_WHAT THE EXERCISE ASKS_
Only the text belongs in the copy: retype each record exactly as it appears.

_STORED DATA_

****************************************

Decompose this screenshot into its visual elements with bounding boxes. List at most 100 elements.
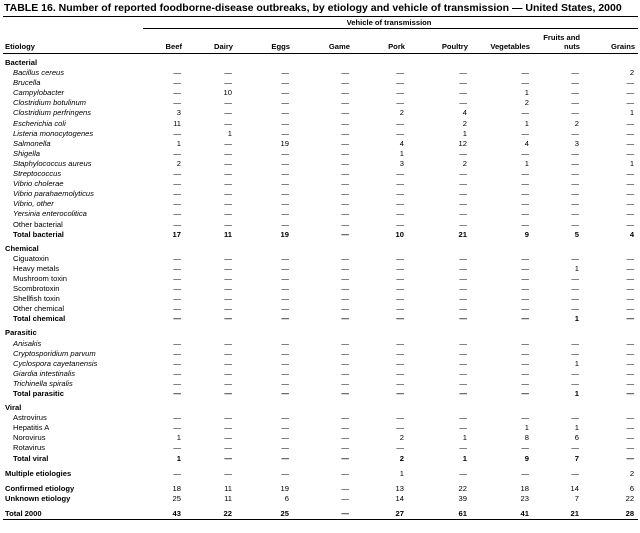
cell: — <box>341 169 349 179</box>
cell: — <box>521 148 529 158</box>
cell: — <box>459 78 467 88</box>
cell: — <box>626 169 635 179</box>
cell: 1 <box>574 423 579 433</box>
column-header: Vegetables <box>471 28 533 54</box>
cell: — <box>341 348 349 358</box>
cell: — <box>173 314 181 324</box>
row-label: Total 2000 <box>3 503 143 521</box>
cell: 9 <box>524 229 529 239</box>
cell: — <box>341 148 349 158</box>
cell: — <box>459 179 467 189</box>
cell: — <box>396 348 404 358</box>
data-row: Cryptosporidium parvum — — — — — — — — — <box>3 349 638 359</box>
cell: — <box>626 413 635 423</box>
cell: — <box>521 179 529 189</box>
cell: — <box>341 304 349 314</box>
cell: — <box>173 98 181 108</box>
section-label: Viral <box>5 403 22 413</box>
data-row: Hepatitis A — — — — — — 1 1 — <box>3 423 638 433</box>
cell: — <box>459 98 467 108</box>
cell: — <box>173 468 181 478</box>
cell: 6 <box>284 493 289 503</box>
cell: — <box>396 199 404 209</box>
cell: — <box>281 284 289 294</box>
cell: — <box>396 443 404 453</box>
cell: — <box>571 368 579 378</box>
cell: — <box>281 338 289 348</box>
data-row: Other chemical — — — — — — — — — <box>3 304 638 314</box>
cell: — <box>173 378 181 388</box>
row-label: Bacillus cereus <box>13 68 65 78</box>
data-row: Heavy metals — — — — — — — 1 — <box>3 264 638 274</box>
row-label: Yersinia enterocolitica <box>13 209 87 219</box>
cell: — <box>224 443 232 453</box>
cell: 1 <box>524 423 529 433</box>
data-row: Shigella — — — — 1 — — — — <box>3 149 638 159</box>
row-label: Vibrio parahaemolyticus <box>13 189 94 199</box>
cell: — <box>626 98 635 108</box>
row-label: Clostridium botulinum <box>13 98 87 108</box>
cell: — <box>341 338 349 348</box>
row-label: Vibrio cholerae <box>13 179 64 189</box>
cell: — <box>224 78 232 88</box>
cell: — <box>281 158 289 168</box>
cell: — <box>281 179 289 189</box>
cell: — <box>459 209 467 219</box>
cell: — <box>341 128 349 138</box>
cell: — <box>341 433 349 443</box>
cell: — <box>521 68 529 78</box>
cell: — <box>521 314 529 324</box>
cell: — <box>626 263 635 273</box>
cell: — <box>626 294 635 304</box>
cell: — <box>341 294 349 304</box>
cell: 11 <box>224 483 232 493</box>
cell: — <box>396 423 404 433</box>
cell: — <box>341 358 349 368</box>
cell: — <box>459 468 467 478</box>
cell: 11 <box>173 118 181 128</box>
row-label: Streptococcus <box>13 169 62 179</box>
section-row: Chemical <box>3 240 638 254</box>
row-label: Hepatitis A <box>13 423 50 433</box>
cell: — <box>626 284 635 294</box>
row-label: Giardia intestinalis <box>13 368 76 378</box>
cell: — <box>626 219 635 229</box>
cell: — <box>626 453 635 463</box>
cell: 4 <box>462 108 467 118</box>
cell: — <box>341 199 349 209</box>
cell: — <box>281 68 289 78</box>
cell: 4 <box>524 138 529 148</box>
cell: — <box>626 389 635 398</box>
cell: — <box>341 263 349 273</box>
cell: — <box>224 378 232 388</box>
cell: 12 <box>458 138 467 148</box>
cell: — <box>626 128 635 138</box>
data-row: Rotavirus — — — — — — — — — <box>3 443 638 453</box>
cell: — <box>173 413 181 423</box>
data-row: Salmonella 1 — 19 — 4 12 4 3 — <box>3 139 638 149</box>
table-title: TABLE 16. Number of reported foodborne-d… <box>4 2 622 14</box>
cell: — <box>341 284 349 294</box>
row-label: Other bacterial <box>13 219 63 229</box>
cell: — <box>626 304 635 314</box>
cell: — <box>341 88 349 98</box>
cell: — <box>521 378 529 388</box>
cell: — <box>459 294 467 304</box>
cell: — <box>341 368 349 378</box>
cell: 7 <box>574 493 579 503</box>
data-row: Ciguatoxin — — — — — — — — — <box>3 254 638 264</box>
cell: — <box>224 314 232 324</box>
row-label: Campylobacter <box>13 88 65 98</box>
row-label: Shellfish toxin <box>13 294 60 304</box>
cell: 27 <box>353 503 408 521</box>
cell: — <box>341 389 349 398</box>
cell: — <box>459 199 467 209</box>
cell: 18 <box>172 483 181 493</box>
cell: — <box>459 338 467 348</box>
cell: — <box>459 253 467 263</box>
cell: — <box>281 253 289 263</box>
cell: — <box>521 348 529 358</box>
cell: — <box>396 314 404 324</box>
cell: 1 <box>176 138 181 148</box>
cell: 43 <box>143 503 185 521</box>
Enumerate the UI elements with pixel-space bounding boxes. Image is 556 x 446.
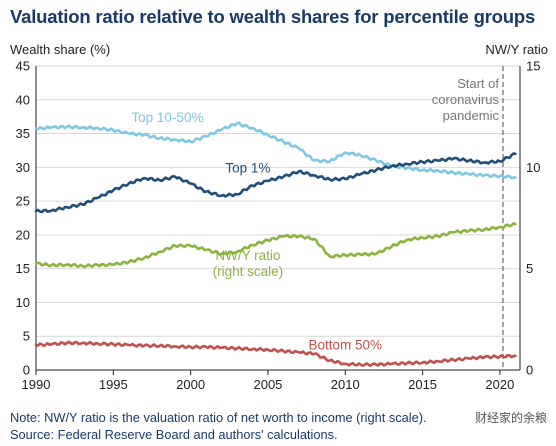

****************************************

_ANSWER_
Decompose this screenshot into its visual elements with bounding boxes. List at most 100 elements.
cell: — <box>341 169 349 179</box>
cell: — <box>521 148 529 158</box>
cell: — <box>459 78 467 88</box>
cell: — <box>626 169 635 179</box>
cell: 1 <box>574 423 579 433</box>
column-header: Vegetables <box>471 28 533 54</box>
cell: — <box>341 348 349 358</box>
cell: — <box>173 314 181 324</box>
row-label: Total 2000 <box>3 503 143 521</box>
cell: 9 <box>524 229 529 239</box>
cell: — <box>341 148 349 158</box>
cell: — <box>459 179 467 189</box>
cell: — <box>396 348 404 358</box>
data-row: Cryptosporidium parvum — — — — — — — — — <box>3 349 638 359</box>
cell: — <box>626 413 635 423</box>
cell: — <box>521 179 529 189</box>
cell: — <box>341 304 349 314</box>
cell: — <box>173 98 181 108</box>
section-label: Viral <box>5 403 22 413</box>
data-row: Hepatitis A — — — — — — 1 1 — <box>3 423 638 433</box>
cell: — <box>459 98 467 108</box>
cell: — <box>173 468 181 478</box>
cell: 6 <box>284 493 289 503</box>
cell: — <box>396 199 404 209</box>
cell: — <box>281 284 289 294</box>
cell: — <box>396 443 404 453</box>
cell: — <box>571 368 579 378</box>
cell: — <box>281 338 289 348</box>
data-row: Other chemical — — — — — — — — — <box>3 304 638 314</box>
cell: — <box>173 378 181 388</box>
row-label: Bacillus cereus <box>13 68 65 78</box>
data-row: Heavy metals — — — — — — — 1 — <box>3 264 638 274</box>
row-label: Yersinia enterocolitica <box>13 209 87 219</box>
cell: — <box>224 443 232 453</box>
cell: 1 <box>524 423 529 433</box>
data-row: Shigella — — — — 1 — — — — <box>3 149 638 159</box>
row-label: Vibrio parahaemolyticus <box>13 189 94 199</box>
cell: — <box>626 98 635 108</box>
row-label: Clostridium botulinum <box>13 98 87 108</box>
cell: — <box>341 338 349 348</box>
row-label: Vibrio cholerae <box>13 179 64 189</box>
cell: — <box>224 78 232 88</box>
cell: — <box>281 158 289 168</box>
cell: — <box>281 179 289 189</box>
cell: — <box>459 209 467 219</box>
cell: — <box>341 128 349 138</box>
cell: — <box>341 433 349 443</box>
cell: — <box>521 68 529 78</box>
cell: — <box>521 314 529 324</box>
cell: — <box>626 263 635 273</box>
cell: — <box>626 294 635 304</box>
cell: — <box>341 294 349 304</box>
cell: 11 <box>224 483 232 493</box>
cell: — <box>396 423 404 433</box>
cell: — <box>341 358 349 368</box>
cell: — <box>459 468 467 478</box>
cell: 11 <box>173 118 181 128</box>
row-label: Streptococcus <box>13 169 62 179</box>
section-row: Chemical <box>3 240 638 254</box>
row-label: Hepatitis A <box>13 423 50 433</box>
cell: — <box>626 284 635 294</box>
row-label: Giardia intestinalis <box>13 368 76 378</box>
cell: — <box>626 219 635 229</box>
cell: — <box>626 453 635 463</box>
cell: 4 <box>462 108 467 118</box>
cell: — <box>341 199 349 209</box>
cell: — <box>281 68 289 78</box>
cell: 4 <box>524 138 529 148</box>
cell: — <box>626 389 635 398</box>
cell: — <box>341 263 349 273</box>
cell: — <box>224 378 232 388</box>
cell: 12 <box>458 138 467 148</box>
cell: — <box>626 128 635 138</box>
data-row: Rotavirus — — — — — — — — — <box>3 443 638 453</box>
cell: — <box>173 413 181 423</box>
data-row: Salmonella 1 — 19 — 4 12 4 3 — <box>3 139 638 149</box>
table-title: TABLE 16. Number of reported foodborne-d… <box>4 2 622 14</box>
cell: — <box>341 284 349 294</box>
row-label: Other bacterial <box>13 219 63 229</box>
cell: — <box>626 304 635 314</box>
cell: — <box>341 88 349 98</box>
cell: — <box>521 378 529 388</box>
cell: — <box>459 294 467 304</box>
cell: — <box>341 368 349 378</box>
cell: 7 <box>574 493 579 503</box>
data-row: Ciguatoxin — — — — — — — — — <box>3 254 638 264</box>
cell: — <box>224 314 232 324</box>
row-label: Campylobacter <box>13 88 65 98</box>
row-label: Shellfish toxin <box>13 294 60 304</box>
cell: 27 <box>353 503 408 521</box>
cell: — <box>341 389 349 398</box>
cell: — <box>459 199 467 209</box>
cell: 18 <box>172 483 181 493</box>
cell: — <box>459 338 467 348</box>
cell: — <box>459 253 467 263</box>
cell: — <box>281 253 289 263</box>
cell: — <box>521 348 529 358</box>
cell: — <box>396 314 404 324</box>
cell: 1 <box>176 138 181 148</box>
cell: 43 <box>143 503 185 521</box>
Enumerate the UI elements with pixel-space bounding boxes. Image is 556 x 446.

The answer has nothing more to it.